* [Problem details]: Below are entries; work out how many of their lines hold "index", giving only that number.

+-------+

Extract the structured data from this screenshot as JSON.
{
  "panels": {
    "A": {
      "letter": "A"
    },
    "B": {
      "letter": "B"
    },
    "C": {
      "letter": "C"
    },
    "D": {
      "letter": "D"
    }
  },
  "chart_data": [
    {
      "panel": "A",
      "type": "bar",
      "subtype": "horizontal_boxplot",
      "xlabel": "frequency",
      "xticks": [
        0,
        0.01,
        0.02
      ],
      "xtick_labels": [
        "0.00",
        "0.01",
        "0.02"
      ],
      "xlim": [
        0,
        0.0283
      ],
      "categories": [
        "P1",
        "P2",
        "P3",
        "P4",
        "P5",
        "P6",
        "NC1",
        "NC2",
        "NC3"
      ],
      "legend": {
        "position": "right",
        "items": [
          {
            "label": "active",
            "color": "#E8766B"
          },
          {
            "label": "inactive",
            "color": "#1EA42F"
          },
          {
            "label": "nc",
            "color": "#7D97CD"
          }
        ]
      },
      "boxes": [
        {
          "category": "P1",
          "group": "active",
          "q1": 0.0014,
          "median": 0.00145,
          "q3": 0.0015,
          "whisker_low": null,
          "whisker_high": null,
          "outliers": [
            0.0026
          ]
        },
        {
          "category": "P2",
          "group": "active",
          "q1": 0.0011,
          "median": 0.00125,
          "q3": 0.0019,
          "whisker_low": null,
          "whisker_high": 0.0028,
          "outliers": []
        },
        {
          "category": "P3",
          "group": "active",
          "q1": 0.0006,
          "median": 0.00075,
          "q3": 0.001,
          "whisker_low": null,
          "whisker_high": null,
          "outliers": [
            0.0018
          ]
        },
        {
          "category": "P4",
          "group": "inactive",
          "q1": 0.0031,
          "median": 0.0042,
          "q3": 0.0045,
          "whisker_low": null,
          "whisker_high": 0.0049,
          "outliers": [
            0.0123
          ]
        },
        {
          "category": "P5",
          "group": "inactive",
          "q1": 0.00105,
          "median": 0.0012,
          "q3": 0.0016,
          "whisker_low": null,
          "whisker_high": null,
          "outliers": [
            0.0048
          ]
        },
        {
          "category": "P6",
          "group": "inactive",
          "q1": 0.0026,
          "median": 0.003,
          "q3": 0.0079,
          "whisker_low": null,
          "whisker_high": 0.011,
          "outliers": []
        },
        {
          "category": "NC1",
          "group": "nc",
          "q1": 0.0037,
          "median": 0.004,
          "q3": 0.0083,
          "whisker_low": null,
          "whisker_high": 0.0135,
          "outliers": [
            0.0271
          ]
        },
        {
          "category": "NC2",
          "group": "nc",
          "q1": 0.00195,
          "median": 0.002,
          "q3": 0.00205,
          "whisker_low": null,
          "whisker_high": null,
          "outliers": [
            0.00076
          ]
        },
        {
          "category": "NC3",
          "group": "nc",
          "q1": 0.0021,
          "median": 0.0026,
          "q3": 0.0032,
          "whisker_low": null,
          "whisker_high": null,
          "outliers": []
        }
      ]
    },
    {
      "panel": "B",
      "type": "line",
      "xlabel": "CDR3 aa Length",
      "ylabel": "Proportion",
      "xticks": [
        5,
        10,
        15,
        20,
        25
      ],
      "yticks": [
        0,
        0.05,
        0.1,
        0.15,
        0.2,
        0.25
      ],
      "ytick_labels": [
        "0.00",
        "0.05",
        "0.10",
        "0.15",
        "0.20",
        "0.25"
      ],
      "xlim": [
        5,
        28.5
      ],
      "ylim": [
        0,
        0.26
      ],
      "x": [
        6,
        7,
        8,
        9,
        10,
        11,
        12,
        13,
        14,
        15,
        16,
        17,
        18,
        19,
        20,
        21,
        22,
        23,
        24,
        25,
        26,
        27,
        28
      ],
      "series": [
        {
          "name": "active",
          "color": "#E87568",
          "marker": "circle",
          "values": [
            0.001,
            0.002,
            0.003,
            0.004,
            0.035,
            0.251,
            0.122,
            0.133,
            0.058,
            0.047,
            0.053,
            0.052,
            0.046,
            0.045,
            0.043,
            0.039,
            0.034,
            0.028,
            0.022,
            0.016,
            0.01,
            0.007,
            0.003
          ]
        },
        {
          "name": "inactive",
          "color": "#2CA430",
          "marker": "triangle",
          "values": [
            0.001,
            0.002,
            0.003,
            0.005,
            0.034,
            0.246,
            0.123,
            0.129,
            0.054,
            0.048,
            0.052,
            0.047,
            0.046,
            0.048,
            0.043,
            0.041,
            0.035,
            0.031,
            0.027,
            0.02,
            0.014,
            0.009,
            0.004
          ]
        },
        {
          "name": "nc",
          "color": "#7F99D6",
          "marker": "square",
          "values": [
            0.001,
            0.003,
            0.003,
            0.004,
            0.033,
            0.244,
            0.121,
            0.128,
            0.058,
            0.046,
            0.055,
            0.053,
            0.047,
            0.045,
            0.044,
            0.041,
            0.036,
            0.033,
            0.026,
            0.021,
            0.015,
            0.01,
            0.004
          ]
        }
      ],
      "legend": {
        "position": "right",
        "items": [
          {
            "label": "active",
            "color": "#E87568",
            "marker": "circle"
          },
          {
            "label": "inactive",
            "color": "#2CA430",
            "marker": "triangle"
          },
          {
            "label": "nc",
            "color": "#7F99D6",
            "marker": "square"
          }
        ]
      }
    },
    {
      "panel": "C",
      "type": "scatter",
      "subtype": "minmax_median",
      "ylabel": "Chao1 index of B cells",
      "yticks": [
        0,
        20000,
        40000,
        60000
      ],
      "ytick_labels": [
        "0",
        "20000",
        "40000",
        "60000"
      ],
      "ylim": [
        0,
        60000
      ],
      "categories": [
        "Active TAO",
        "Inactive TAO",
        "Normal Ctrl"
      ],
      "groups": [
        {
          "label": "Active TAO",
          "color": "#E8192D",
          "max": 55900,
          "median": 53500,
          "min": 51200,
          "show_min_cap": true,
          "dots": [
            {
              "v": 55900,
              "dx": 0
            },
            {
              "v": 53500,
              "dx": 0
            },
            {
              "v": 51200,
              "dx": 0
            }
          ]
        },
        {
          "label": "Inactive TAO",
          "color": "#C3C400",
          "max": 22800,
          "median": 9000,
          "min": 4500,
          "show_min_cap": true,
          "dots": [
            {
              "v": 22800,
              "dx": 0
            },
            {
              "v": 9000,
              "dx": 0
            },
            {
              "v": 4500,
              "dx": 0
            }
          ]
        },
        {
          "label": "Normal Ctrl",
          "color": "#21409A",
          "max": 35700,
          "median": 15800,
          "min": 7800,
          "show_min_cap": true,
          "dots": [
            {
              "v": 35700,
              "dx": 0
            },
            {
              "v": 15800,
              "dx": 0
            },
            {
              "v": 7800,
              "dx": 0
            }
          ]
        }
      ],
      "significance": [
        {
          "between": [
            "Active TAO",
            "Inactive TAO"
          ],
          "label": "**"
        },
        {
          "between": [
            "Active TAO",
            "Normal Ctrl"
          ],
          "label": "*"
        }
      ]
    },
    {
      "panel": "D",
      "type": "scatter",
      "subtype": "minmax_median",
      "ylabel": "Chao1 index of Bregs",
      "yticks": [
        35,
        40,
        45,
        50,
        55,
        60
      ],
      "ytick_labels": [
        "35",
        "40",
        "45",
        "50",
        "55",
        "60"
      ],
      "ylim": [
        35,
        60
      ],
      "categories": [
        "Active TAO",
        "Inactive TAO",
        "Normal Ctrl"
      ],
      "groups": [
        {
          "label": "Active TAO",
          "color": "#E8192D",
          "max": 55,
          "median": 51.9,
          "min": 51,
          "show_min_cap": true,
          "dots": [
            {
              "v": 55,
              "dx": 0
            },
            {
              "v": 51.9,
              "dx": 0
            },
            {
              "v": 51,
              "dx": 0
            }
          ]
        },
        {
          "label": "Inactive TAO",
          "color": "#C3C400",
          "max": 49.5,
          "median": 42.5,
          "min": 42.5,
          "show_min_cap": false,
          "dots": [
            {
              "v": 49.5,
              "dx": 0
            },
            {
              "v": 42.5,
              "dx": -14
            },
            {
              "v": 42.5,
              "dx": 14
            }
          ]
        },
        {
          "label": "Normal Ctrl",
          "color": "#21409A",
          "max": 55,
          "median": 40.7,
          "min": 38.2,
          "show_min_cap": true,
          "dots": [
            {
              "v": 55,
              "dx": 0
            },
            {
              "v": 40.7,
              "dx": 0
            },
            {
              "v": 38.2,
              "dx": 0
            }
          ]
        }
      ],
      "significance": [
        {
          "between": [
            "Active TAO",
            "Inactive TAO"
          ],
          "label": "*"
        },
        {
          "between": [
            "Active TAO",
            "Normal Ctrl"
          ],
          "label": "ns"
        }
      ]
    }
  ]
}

+-------+

* [Answer to the exercise]: 2